Excerpted data.
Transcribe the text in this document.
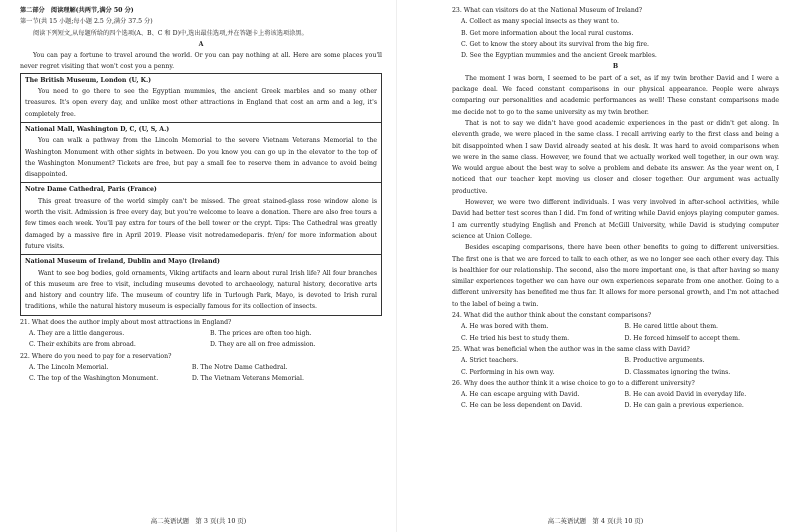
第二部分　阅读理解(共两节,满分 50 分)

第一节(共 15 小题;每小题 2.5 分,满分 37.5 分)

阅读下列短文,从每题所给的四个选项(A、B、C 和 D)中,选出最佳选项,并在答题卡上将该选项涂黑。

A

You can pay a fortune to travel around the world. Or you can pay nothing at all. Here are some places you'll never regret visiting that won't cost you a penny.

The British Museum, London (U, K.)

You need to go there to see the Egyptian mummies, the ancient Greek marbles and so many other treasures. It's open every day, and unlike most other attractions in England that cost an arm and a leg, it's completely free.

National Mall, Washington D, C, (U, S, A.)

You can walk a pathway from the Lincoln Memorial to the severe Vietnam Veterans Memorial to the Washington Monument with other sights in between. Do you know you can go up in the elevator to the top of the Washington Monument? Tickets are free, but pay a small fee to reserve them in advance to avoid being disappointed.

Notre Dame Cathedral, Paris (France)

This great treasure of the world simply can't be missed. The great stained-glass rose window alone is worth the visit. Admission is free every day, but you're welcome to leave a donation. There are also free tours a few times each week. You'll pay extra for tours of the bell tower or the crypt. Tips: The Cathedral was greatly damaged by a massive fire in April 2019. Please visit notredamedeparis. fr/en/ for more information about future visits.

National Museum of Ireland, Dublin and Mayo (Ireland)

Want to see bog bodies, gold ornaments, Viking artifacts and learn about rural Irish life? All four branches of this museum are free to visit, including museums devoted to archaeology, natural history, decorative arts and history and country life. The museum of country life in Turlough Park, Mayo, is devoted to Irish rural traditions, while the natural history museum is especially famous for its collection of insects.

21. What does the author imply about most attractions in England?

A. They are a little dangerous.	B. The prices are often too high.
C. Their exhibits are from abroad.	D. They are all on free admission.

22. Where do you need to pay for a reservation?

A. The Lincoln Memorial.	B. The Notre Dame Cathedral.
C. The top of the Washington Monument.	D. The Vietnam Veterans Memorial.
高二英语试题　第 3 页(共 10 页)

23. What can visitors do at the National Museum of Ireland?

A. Collect as many special insects as they want to.

B. Get more information about the local rural customs.

C. Get to know the story about its survival from the big fire.

D. See the Egyptian mummies and the ancient Greek marbles.

B

The moment I was born, I seemed to be part of a set, as if my twin brother David and I were a package deal. We faced constant comparisons in our physical appearance. People were always comparing our personalities and academic performances as well! These constant comparisons made me decide not to go to the same university as my twin brother.

That is not to say we didn't have good academic experiences in the past or didn't get along. In eleventh grade, we were placed in the same class. I recall arriving early to the first class and being a bit disappointed when I saw David already seated at his desk. It was hard to avoid comparisons when we were in the same class. However, we found that we actually worked well together, in our own way. We would argue about the best way to solve a problem and debate its answer. As the year went on, I noticed that our teacher kept moving us closer and closer together. Our argument was actually productive.

However, we were two different individuals. I was very involved in after-school activities, while David had better test scores than I did. I'm fond of writing while David enjoys playing computer games. I am currently studying English and French at McGill University, while David is studying computer science at Union College.

Besides escaping comparisons, there have been other benefits to going to different universities. The first one is that we are forced to talk to each other, as we no longer see each other every day. This is healthier for our relationship. The second, also the more important one, is that after having so many similar experiences together we can have our own experiences separate from one another. Going to a different university has benefited me thus far. It allows for more personal growth, and I'm not attached to the label of being a twin.

24. What did the author think about the constant comparisons?

A. He was bored with them.	B. He cared little about them.
C. He tried his best to study them.	D. He forced himself to accept them.

25. What was beneficial when the author was in the same class with David?

A. Strict teachers.	B. Productive arguments.
C. Performing in his own way.	D. Classmates ignoring the twins.

26. Why does the author think it a wise choice to go to a different university?

A. He can escape arguing with David.	B. He can avoid David in everyday life.
C. He can be less dependent on David.	D. He can gain a previous experience.
高二英语试题　第 4 页(共 10 页)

Given exercise. Print the whole listing above once more, word for word, without its pictures.

Written reply.
Transcribe the text in this document.
第二部分　阅读理解(共两节,满分 50 分)

第一节(共 15 小题;每小题 2.5 分,满分 37.5 分)

阅读下列短文,从每题所给的四个选项(A、B、C 和 D)中,选出最佳选项,并在答题卡上将该选项涂黑。

A

You can pay a fortune to travel around the world. Or you can pay nothing at all. Here are some places you'll never regret visiting that won't cost you a penny.

The British Museum, London (U, K.)

You need to go there to see the Egyptian mummies, the ancient Greek marbles and so many other treasures. It's open every day, and unlike most other attractions in England that cost an arm and a leg, it's completely free.

National Mall, Washington D, C, (U, S, A.)

You can walk a pathway from the Lincoln Memorial to the severe Vietnam Veterans Memorial to the Washington Monument with other sights in between. Do you know you can go up in the elevator to the top of the Washington Monument? Tickets are free, but pay a small fee to reserve them in advance to avoid being disappointed.

Notre Dame Cathedral, Paris (France)

This great treasure of the world simply can't be missed. The great stained-glass rose window alone is worth the visit. Admission is free every day, but you're welcome to leave a donation. There are also free tours a few times each week. You'll pay extra for tours of the bell tower or the crypt. Tips: The Cathedral was greatly damaged by a massive fire in April 2019. Please visit notredamedeparis. fr/en/ for more information about future visits.

National Museum of Ireland, Dublin and Mayo (Ireland)

Want to see bog bodies, gold ornaments, Viking artifacts and learn about rural Irish life? All four branches of this museum are free to visit, including museums devoted to archaeology, natural history, decorative arts and history and country life. The museum of country life in Turlough Park, Mayo, is devoted to Irish rural traditions, while the natural history museum is especially famous for its collection of insects.

21. What does the author imply about most attractions in England?

A. They are a little dangerous.	B. The prices are often too high.
C. Their exhibits are from abroad.	D. They are all on free admission.

22. Where do you need to pay for a reservation?

A. The Lincoln Memorial.	B. The Notre Dame Cathedral.
C. The top of the Washington Monument.	D. The Vietnam Veterans Memorial.
高二英语试题　第 3 页(共 10 页)

23. What can visitors do at the National Museum of Ireland?

A. Collect as many special insects as they want to.

B. Get more information about the local rural customs.

C. Get to know the story about its survival from the big fire.

D. See the Egyptian mummies and the ancient Greek marbles.

B

The moment I was born, I seemed to be part of a set, as if my twin brother David and I were a package deal. We faced constant comparisons in our physical appearance. People were always comparing our personalities and academic performances as well! These constant comparisons made me decide not to go to the same university as my twin brother.

That is not to say we didn't have good academic experiences in the past or didn't get along. In eleventh grade, we were placed in the same class. I recall arriving early to the first class and being a bit disappointed when I saw David already seated at his desk. It was hard to avoid comparisons when we were in the same class. However, we found that we actually worked well together, in our own way. We would argue about the best way to solve a problem and debate its answer. As the year went on, I noticed that our teacher kept moving us closer and closer together. Our argument was actually productive.

However, we were two different individuals. I was very involved in after-school activities, while David had better test scores than I did. I'm fond of writing while David enjoys playing computer games. I am currently studying English and French at McGill University, while David is studying computer science at Union College.

Besides escaping comparisons, there have been other benefits to going to different universities. The first one is that we are forced to talk to each other, as we no longer see each other every day. This is healthier for our relationship. The second, also the more important one, is that after having so many similar experiences together we can have our own experiences separate from one another. Going to a different university has benefited me thus far. It allows for more personal growth, and I'm not attached to the label of being a twin.

24. What did the author think about the constant comparisons?

A. He was bored with them.	B. He cared little about them.
C. He tried his best to study them.	D. He forced himself to accept them.

25. What was beneficial when the author was in the same class with David?

A. Strict teachers.	B. Productive arguments.
C. Performing in his own way.	D. Classmates ignoring the twins.

26. Why does the author think it a wise choice to go to a different university?

A. He can escape arguing with David.	B. He can avoid David in everyday life.
C. He can be less dependent on David.	D. He can gain a previous experience.
高二英语试题　第 4 页(共 10 页)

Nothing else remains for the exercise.